- Task details -
Collect every line below that contains the word "nmol".
##### Data rows
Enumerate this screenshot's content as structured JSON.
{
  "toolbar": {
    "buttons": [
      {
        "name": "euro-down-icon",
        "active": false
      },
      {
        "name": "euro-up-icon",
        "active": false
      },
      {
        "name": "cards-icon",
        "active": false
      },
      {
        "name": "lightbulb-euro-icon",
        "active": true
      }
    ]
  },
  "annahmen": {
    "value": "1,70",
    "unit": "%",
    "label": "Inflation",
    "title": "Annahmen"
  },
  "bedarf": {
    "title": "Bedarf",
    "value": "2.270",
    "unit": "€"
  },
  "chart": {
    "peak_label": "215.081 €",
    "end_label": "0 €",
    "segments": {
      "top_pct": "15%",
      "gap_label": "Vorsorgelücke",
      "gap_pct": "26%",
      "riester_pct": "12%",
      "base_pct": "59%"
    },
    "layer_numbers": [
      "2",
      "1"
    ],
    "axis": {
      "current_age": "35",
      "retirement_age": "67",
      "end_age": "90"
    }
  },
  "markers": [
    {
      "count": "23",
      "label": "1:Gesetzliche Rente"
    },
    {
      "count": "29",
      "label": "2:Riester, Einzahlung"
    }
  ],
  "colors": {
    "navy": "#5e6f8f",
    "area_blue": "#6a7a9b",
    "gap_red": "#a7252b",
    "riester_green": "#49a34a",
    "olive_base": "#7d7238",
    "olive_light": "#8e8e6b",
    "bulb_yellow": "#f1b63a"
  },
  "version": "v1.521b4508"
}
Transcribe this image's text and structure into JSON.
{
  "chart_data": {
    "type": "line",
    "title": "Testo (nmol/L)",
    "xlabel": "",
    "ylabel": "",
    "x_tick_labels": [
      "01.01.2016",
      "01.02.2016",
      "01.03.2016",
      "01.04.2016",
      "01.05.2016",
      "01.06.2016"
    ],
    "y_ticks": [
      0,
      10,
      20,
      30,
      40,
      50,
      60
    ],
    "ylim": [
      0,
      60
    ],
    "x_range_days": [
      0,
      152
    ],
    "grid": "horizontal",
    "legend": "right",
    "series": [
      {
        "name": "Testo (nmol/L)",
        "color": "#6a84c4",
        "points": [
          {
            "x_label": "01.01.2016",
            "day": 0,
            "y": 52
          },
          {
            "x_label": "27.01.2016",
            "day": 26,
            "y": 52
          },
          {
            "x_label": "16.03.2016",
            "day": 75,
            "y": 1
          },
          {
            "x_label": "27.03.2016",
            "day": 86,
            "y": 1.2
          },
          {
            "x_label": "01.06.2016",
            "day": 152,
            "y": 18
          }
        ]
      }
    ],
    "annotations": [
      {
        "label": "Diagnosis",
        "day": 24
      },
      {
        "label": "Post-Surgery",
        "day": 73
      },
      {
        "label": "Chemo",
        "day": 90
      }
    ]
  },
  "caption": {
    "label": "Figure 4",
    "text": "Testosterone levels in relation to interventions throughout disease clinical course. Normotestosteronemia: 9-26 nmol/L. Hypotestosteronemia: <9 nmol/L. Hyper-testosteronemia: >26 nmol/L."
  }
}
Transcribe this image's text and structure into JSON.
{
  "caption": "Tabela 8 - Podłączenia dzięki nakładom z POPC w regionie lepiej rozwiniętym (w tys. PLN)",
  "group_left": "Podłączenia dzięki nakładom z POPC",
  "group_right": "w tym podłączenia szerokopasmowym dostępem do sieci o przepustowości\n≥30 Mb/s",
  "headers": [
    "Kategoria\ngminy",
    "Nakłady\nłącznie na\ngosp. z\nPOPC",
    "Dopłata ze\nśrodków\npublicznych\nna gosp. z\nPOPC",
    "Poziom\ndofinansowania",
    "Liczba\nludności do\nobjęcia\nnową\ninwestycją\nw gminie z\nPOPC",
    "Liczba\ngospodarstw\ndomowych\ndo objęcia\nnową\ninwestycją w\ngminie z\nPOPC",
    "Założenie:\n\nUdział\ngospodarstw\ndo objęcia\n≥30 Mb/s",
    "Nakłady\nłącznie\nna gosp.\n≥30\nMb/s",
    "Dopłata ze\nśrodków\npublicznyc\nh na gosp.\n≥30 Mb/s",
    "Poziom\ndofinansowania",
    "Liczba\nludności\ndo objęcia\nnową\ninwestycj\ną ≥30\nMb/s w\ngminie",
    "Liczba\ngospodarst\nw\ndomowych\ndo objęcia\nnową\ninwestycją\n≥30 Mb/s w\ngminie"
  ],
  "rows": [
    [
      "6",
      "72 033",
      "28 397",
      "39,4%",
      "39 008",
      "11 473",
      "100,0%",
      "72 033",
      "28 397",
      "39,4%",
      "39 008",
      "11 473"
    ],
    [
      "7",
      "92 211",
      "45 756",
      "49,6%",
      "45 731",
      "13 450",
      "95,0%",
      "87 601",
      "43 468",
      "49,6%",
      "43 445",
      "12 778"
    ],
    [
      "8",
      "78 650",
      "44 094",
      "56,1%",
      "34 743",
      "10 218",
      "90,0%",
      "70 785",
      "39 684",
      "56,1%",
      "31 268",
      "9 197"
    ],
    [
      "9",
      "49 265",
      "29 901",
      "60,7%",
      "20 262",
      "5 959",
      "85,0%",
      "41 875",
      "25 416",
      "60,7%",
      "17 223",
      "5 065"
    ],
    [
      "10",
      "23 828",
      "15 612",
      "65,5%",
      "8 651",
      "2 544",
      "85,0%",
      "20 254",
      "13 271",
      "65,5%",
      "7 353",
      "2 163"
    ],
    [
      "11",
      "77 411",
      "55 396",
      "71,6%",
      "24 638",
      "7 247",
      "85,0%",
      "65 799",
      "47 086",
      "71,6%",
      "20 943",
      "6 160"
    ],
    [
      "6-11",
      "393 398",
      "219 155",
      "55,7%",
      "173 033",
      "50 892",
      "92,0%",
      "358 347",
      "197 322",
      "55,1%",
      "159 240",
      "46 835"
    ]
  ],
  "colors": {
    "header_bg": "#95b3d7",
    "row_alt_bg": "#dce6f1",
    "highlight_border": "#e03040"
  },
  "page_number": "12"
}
##########
- Task response -
    "title": "Testo (nmol/L)",
        "name": "Testo (nmol/L)",
    "text": "Testosterone levels in relation to interventions throughout disease clinical course. Normotestosteronemia: 9-26 nmol/L. Hypotestosteronemia: <9 nmol/L. Hyper-testosteronemia: >26 nmol/L."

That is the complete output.